- _SELECTION_
Background Jobs
The jobs in the list are in the order they appear in the Stroom UI.
Data Delete
Before data is physically removed from the database and file system it is marked as logically deleted by adding a flag to the metadata record in the database.
Data can be logically deleted by a user from the UI or via a process such as data retention.
Data is deleted logically as it is faster to do than a physical delete (important in the UI), and it also allows for data to be restored (undeleted) from the UI.
This job performs the actual physical deletion of data that has been marked logically deleted for longer than the duration configured with stroom.data.store.deletePurgeAge
.
All data files associated with a metadata record are deleted from the file system before the metadata is physically removed from the database.
Data Processor
Processes data by finding data that matches processing filters on each pipeline.
When enabled, each worker node asks the master node for data processing tasks.
The master node creates tasks based on processing filters added to the Processors
screen of each pipeline and supplies them to the requesting workers.

- _MATERIAL_
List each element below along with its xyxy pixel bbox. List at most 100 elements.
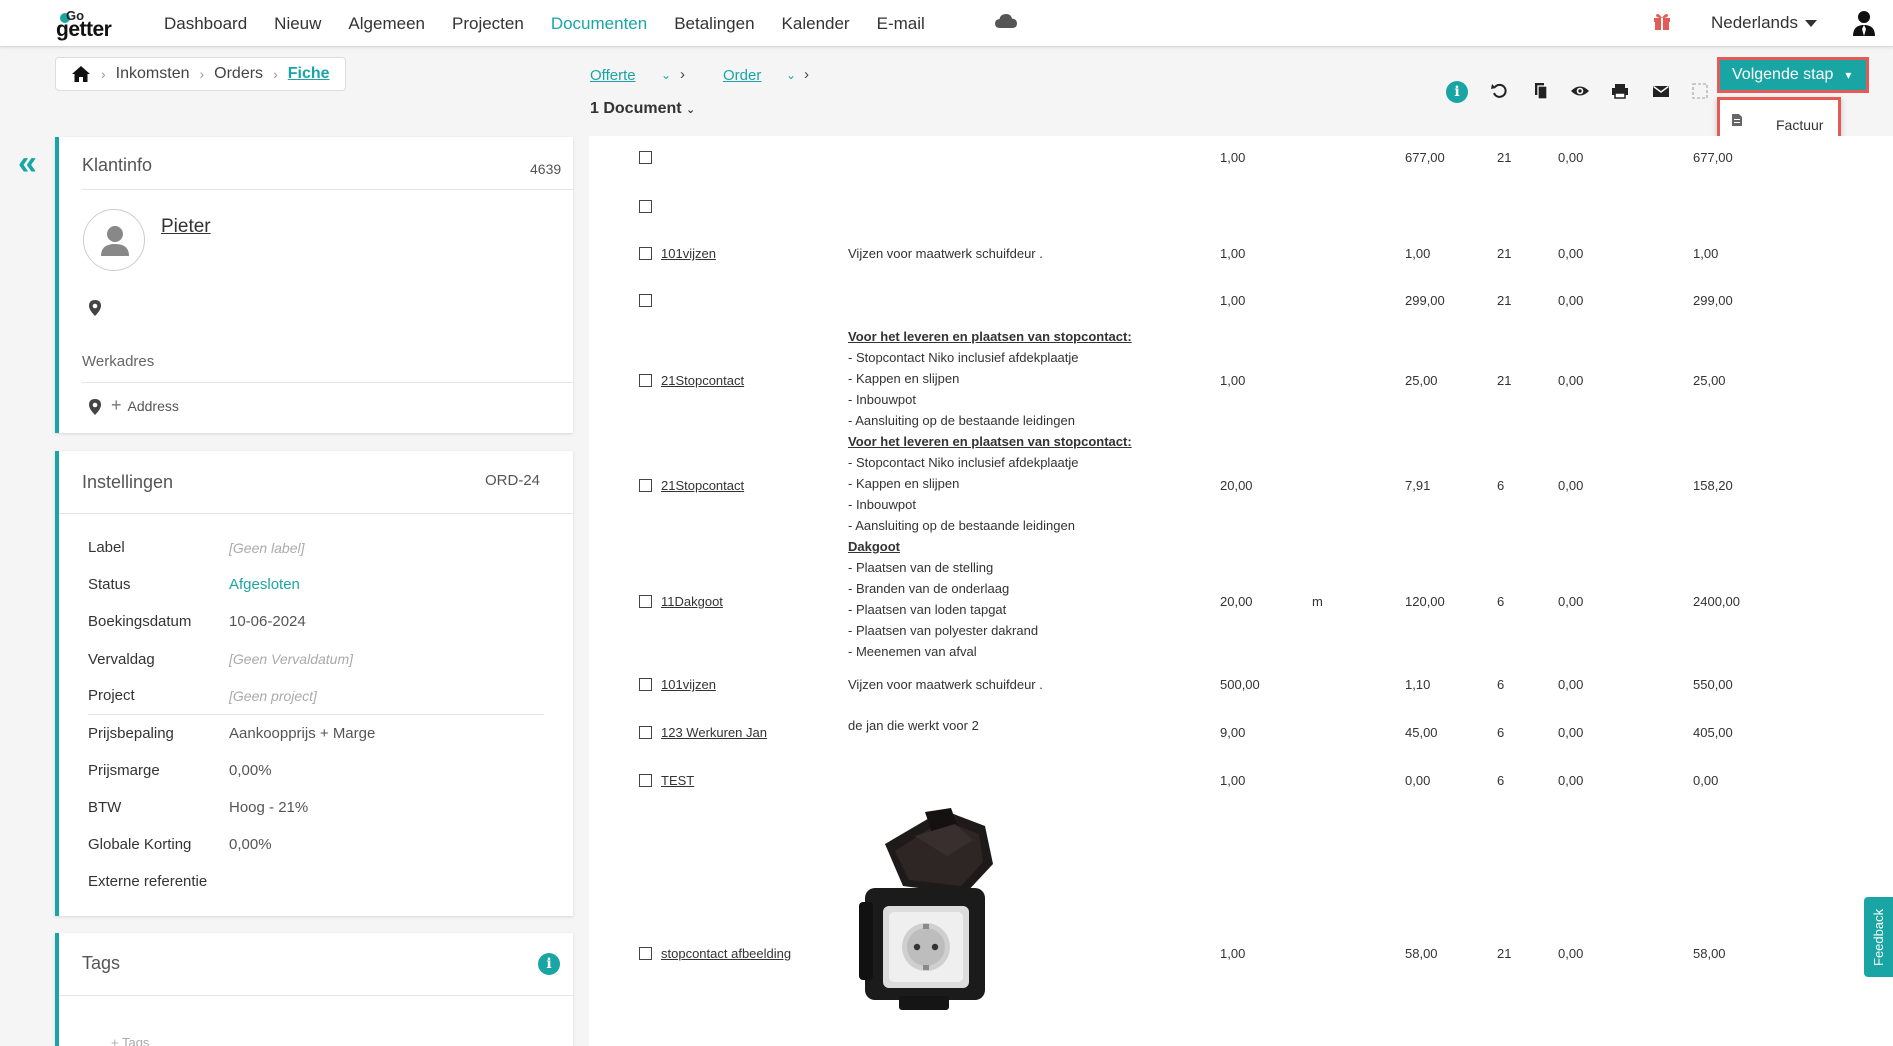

- _PROBLEMS TO WORK ON_
#1 List every heading in the Stroom background jobs page.
#2 Rewrite the Stroom background jobs page from "Data is deleted" up to and including "from the UI.", replacing "faster" with "quicker".
#3 Write what comes next in the Stroom background jobs page, picking up after its last sentence.
The listing has no connection to the page on Stroom background jobs.

- _TASK-BY-TASK RESULTS_
#1 Background Jobs; Data Delete; Data Processor

#2
Data is deleted logically as it is quicker to do than a physical delete (important in the UI), and it also allows for data to be restored (undeleted) from the UI.

#3
Node Status
How frequently we try write stats about node status including JVM and memory usage.
Processor Task Creator
Create Processor Tasks from Processor Filters.
Query History Clean
How frequently items in the query history are removed from the history if their age is older than stroom.history.daysRetention
or if the number of items in the history exceeds stroom.history.itemsRetention
.
Account Maintenance
This job checks user accounts on the system and de-activates them under the following conditions:
- An unused account that has been inactive for longer than the age configured by
stroom.security.identity.passwordPolicy.neverUsedAccountDeactivationThreshold
. - An account that has been inactive for longer than the age configured by
stroom.security.identity.passwordPolicy.unusedAccountDeactivationThreshold
.
Analytic Executor: Scheduled Query
Run scheduled index query analytics periodically
Analytic Executor: Table Builder
Analytic Executor: Table Builder
Attribute Value Data Retention
Deletes Meta attribute values (additional and less valuable metadata) older than stroom.data.meta.metaValue.deleteAge
.
Elastic Index Retention
Logically delete indexed documents in Elasticsearch indexes based on the specified deletion query.
File System Volume Status
Scans your data volumes to ensure they are available and determines how much free space they have. Records this status in the Volume Status table.
Index Shard Delete
How frequently index shards that have been logically deleted are physically deleted from the file system.
Index Shard Retention
How frequently index shards that are older then their retention period are logically deleted.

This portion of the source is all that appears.